Document text:
..............................
- § 04 · AI-GOVERNANCE
AI Agents and the Limits of Consent — When 'Authorisation' Stops Being One Click
Li Wenlong (科技利维坦) takes the Doubao phone assistant — an AI that 'reads your screen' and acts across apps — and asks whether the consent/authorisation mechanism that traditional data law leans on can survive the agent era. His four challenges: the app-bounded 'private' environment dissolves as data and permissions move across apps (with Nissenbaum's Contextual Integrity as the only real conceptual anchor, and far from operational); agents that *act* (not just retrieve) push informed consent past the point of failure already reached by personalised ads; purpose limitation collapses because an agent chooses its own path, means and decisions from a low-information instruction, edging into automated decision-making; and ultra vires agency shifts liability from user to platform, with China's 'hallucination case' and the Air Canada case as the only thin precedents. For overseas counsel building or advising on agentic AI in China: a map of why 'authorisation' is becoming a problem of agency, system control, liability allocation and autonomy — not a checkbox — and why transparency is now a prerequisite, not a feature.
..............................
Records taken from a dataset
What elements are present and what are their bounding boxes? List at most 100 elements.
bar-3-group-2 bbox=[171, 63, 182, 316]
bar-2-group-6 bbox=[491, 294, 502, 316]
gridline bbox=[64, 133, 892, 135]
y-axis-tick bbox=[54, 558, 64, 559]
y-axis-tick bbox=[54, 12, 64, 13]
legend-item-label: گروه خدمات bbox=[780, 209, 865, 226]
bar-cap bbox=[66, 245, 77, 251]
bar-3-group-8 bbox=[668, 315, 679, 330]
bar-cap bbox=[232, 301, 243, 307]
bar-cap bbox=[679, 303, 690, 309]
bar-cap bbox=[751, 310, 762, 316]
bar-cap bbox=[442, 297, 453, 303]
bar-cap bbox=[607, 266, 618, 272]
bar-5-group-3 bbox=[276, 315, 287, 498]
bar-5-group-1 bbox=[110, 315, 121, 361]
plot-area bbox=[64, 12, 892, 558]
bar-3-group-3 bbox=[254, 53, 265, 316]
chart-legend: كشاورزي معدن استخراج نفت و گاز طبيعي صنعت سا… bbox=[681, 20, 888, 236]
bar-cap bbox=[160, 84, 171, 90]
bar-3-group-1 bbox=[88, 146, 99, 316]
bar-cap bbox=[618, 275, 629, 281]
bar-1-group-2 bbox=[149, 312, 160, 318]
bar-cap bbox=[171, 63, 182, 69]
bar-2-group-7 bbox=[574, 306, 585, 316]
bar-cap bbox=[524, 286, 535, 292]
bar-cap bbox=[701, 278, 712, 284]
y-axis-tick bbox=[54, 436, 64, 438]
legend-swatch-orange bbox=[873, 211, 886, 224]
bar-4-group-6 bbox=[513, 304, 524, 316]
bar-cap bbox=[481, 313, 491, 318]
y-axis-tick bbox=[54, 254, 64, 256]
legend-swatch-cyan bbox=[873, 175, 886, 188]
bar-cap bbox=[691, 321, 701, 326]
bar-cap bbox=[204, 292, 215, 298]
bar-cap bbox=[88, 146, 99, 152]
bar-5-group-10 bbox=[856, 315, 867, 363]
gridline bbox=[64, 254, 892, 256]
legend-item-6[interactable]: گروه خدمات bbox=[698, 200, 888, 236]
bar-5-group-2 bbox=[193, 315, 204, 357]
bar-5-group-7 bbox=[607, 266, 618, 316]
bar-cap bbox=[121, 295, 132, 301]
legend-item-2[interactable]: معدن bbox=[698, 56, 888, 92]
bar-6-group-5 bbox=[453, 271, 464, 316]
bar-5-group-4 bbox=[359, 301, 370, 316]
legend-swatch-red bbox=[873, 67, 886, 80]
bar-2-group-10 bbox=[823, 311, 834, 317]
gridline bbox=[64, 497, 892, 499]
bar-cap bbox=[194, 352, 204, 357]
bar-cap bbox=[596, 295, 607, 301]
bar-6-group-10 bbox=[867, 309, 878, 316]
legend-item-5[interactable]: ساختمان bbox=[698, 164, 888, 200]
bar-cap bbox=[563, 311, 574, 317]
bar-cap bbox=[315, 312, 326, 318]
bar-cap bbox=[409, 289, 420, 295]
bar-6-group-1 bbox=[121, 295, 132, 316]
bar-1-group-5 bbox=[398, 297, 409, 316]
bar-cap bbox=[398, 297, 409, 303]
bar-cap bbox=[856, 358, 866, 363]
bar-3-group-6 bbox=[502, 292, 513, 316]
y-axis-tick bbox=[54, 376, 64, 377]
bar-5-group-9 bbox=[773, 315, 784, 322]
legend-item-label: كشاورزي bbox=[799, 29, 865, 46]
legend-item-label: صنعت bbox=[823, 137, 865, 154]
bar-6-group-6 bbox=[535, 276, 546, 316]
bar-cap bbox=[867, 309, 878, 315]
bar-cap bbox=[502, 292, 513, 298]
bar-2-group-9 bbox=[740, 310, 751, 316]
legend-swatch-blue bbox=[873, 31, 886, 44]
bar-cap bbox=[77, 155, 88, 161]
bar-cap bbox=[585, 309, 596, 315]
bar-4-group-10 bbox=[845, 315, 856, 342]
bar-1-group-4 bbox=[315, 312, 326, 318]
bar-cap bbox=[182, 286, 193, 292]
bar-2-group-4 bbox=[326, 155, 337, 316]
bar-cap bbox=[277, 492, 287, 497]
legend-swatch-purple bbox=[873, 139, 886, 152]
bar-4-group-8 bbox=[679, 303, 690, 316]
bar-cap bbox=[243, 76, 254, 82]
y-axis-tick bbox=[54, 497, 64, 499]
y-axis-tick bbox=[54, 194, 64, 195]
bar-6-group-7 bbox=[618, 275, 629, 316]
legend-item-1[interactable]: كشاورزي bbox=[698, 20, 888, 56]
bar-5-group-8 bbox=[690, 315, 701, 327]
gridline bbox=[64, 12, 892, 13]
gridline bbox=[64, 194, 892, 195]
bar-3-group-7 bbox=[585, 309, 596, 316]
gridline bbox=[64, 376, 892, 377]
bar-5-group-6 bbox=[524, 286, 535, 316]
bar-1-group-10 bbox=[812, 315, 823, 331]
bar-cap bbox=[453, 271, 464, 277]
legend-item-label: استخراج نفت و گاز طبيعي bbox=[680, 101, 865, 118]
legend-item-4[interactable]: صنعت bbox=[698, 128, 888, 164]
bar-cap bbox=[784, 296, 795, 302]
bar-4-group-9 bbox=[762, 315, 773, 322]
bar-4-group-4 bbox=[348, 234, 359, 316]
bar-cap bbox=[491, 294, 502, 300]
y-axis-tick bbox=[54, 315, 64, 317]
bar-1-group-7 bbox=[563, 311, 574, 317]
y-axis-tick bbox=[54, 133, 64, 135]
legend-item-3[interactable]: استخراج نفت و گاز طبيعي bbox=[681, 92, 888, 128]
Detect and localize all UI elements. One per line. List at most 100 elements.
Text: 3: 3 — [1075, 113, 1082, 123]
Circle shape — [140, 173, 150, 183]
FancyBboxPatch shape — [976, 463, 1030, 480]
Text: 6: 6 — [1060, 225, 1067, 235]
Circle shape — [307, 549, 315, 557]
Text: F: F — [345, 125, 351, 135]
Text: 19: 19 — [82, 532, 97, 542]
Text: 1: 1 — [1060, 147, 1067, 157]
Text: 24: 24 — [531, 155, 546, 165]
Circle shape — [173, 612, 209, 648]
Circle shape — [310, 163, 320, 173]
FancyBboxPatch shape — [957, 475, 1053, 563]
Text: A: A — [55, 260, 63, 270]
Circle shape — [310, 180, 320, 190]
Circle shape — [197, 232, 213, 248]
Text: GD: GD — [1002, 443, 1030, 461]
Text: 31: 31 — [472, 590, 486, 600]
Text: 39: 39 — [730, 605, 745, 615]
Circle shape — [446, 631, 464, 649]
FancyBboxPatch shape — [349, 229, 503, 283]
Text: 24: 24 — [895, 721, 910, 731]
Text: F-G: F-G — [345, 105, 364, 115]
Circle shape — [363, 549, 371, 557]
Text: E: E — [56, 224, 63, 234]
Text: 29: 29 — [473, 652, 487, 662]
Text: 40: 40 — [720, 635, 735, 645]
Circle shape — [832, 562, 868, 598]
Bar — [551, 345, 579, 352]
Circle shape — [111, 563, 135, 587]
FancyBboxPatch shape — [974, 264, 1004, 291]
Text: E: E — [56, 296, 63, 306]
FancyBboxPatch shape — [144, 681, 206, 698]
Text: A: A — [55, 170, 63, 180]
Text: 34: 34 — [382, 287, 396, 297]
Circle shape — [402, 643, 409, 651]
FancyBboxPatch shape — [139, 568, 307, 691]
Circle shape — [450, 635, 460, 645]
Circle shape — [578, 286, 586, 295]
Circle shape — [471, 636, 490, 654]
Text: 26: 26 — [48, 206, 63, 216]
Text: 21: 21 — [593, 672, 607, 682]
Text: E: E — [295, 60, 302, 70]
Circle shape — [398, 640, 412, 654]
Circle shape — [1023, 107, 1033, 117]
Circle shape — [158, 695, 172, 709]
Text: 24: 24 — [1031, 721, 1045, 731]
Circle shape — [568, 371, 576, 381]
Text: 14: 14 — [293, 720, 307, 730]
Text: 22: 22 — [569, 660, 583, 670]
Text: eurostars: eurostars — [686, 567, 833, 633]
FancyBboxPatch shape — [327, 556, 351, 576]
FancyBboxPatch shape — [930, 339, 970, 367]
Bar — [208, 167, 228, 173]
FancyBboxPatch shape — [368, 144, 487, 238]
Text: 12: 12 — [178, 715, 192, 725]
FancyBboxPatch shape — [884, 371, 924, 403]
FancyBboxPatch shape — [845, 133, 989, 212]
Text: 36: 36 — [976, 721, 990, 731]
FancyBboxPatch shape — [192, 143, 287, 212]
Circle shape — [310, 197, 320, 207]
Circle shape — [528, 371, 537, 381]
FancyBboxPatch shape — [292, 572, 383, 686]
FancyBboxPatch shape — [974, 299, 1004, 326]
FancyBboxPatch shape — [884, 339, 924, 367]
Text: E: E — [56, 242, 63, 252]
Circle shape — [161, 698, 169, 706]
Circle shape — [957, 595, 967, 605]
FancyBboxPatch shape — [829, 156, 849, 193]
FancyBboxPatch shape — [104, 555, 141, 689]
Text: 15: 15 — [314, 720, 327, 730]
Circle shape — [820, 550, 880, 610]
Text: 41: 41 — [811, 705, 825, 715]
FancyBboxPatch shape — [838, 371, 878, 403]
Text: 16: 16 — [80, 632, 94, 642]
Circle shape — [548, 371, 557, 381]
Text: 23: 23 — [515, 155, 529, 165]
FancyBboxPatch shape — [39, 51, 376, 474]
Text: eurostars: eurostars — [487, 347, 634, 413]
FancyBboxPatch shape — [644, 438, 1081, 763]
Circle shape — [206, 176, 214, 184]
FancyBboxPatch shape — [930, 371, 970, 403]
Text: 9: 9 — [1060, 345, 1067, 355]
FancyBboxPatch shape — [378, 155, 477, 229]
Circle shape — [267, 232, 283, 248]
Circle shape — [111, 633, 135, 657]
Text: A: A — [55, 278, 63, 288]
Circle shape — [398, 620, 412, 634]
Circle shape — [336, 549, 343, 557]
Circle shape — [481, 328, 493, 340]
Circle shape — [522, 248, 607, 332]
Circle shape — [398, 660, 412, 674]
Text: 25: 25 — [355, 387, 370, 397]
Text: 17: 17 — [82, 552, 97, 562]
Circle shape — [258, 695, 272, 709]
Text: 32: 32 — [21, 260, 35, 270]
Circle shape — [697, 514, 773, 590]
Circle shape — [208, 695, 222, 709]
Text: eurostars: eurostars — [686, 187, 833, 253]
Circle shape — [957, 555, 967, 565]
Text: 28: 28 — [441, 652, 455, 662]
..............................
Actions to take:
(1) In the text on AI agents and the limits of consent, which two cases are named as the only thin precedents for shifting liability from user to platform?
(2) Write what comes next in the piece on AI agents and the limits of consent, picking up after its last sentence.

Task responses:
(1) China's 'hallucination case' and the Air Canada case.

(2)
- § 05 · AI-GOVERNANCE
Reverse Interoperability: Li Wenlong's Frame for the Doubao On-Device Agent Fight
ByteDance's Doubao phone assistant — preinstalled at the device layer to operate other apps on a user's behalf — was met with pop-up blocks from WeChat and others citing security and risk-control. Li Wenlong (科技利维坦) argues the dispute is, at bottom, a question of how China's competition-law toolkit (反不正当竞争法 / 反垄断法) absorbs the idea of interoperability — and specifically what he calls 'reverse interoperability (反向互操作性)'. The classic interoperability problem is a platform refusing to open up, with antitrust used as a market remedy to force access. Doubao inverts it: interoperability is fully achieved at the device level, and the legal question becomes whether the law should restrict 'over-interoperation.' Li maps interoperability's journey from the Microsoft case through GDPR data portability and the DMA to the agent era, distinguishes the Doubao fight from the decade-old 3Q War, and predicts on-device-agent governance will look less like classic antitrust and more like the ex-ante, conditional-use compliance model emerging for AI training data. For overseas counsel: a structural read on the platform-access war that on-device AI agents are about to intensify.
- § 06 · PERSONAL-INFORMATION
Is There Such a Thing as 'Game Data Compliance' in China? — Li Wenlong's Field Notes
Li Wenlong (科技利维坦) reports field observations on personal-data collection inside Chinese games, framed around three questions: is there an industry-specific 'game data compliance' mode; where is enforcement actually concentrated; and does the Chinese picture differ from abroad. His read: domestic game-data compliance is still at a 'wild-west stage' — the violations being caught are the blunt, clearly-unlawful kind (a game demanding photo-album permission), and the enforcement frontier is no different from any other app ecosystem. A principle-level framework was in place before 2023, but the yardstick stays crude, with no breakthrough on concrete evaluation standards — which caps how deep either enforcement or compliance can go. Overseas (GDPR and consumer law), games were under-scrutinised until the last year or two. The forward warning: games will be the main carrier of VR and will embed many models, so the compliance picture is about to get far more complex. For overseas counsel advising game studios on the China market: a reality check on what is — and isn't — being enforced.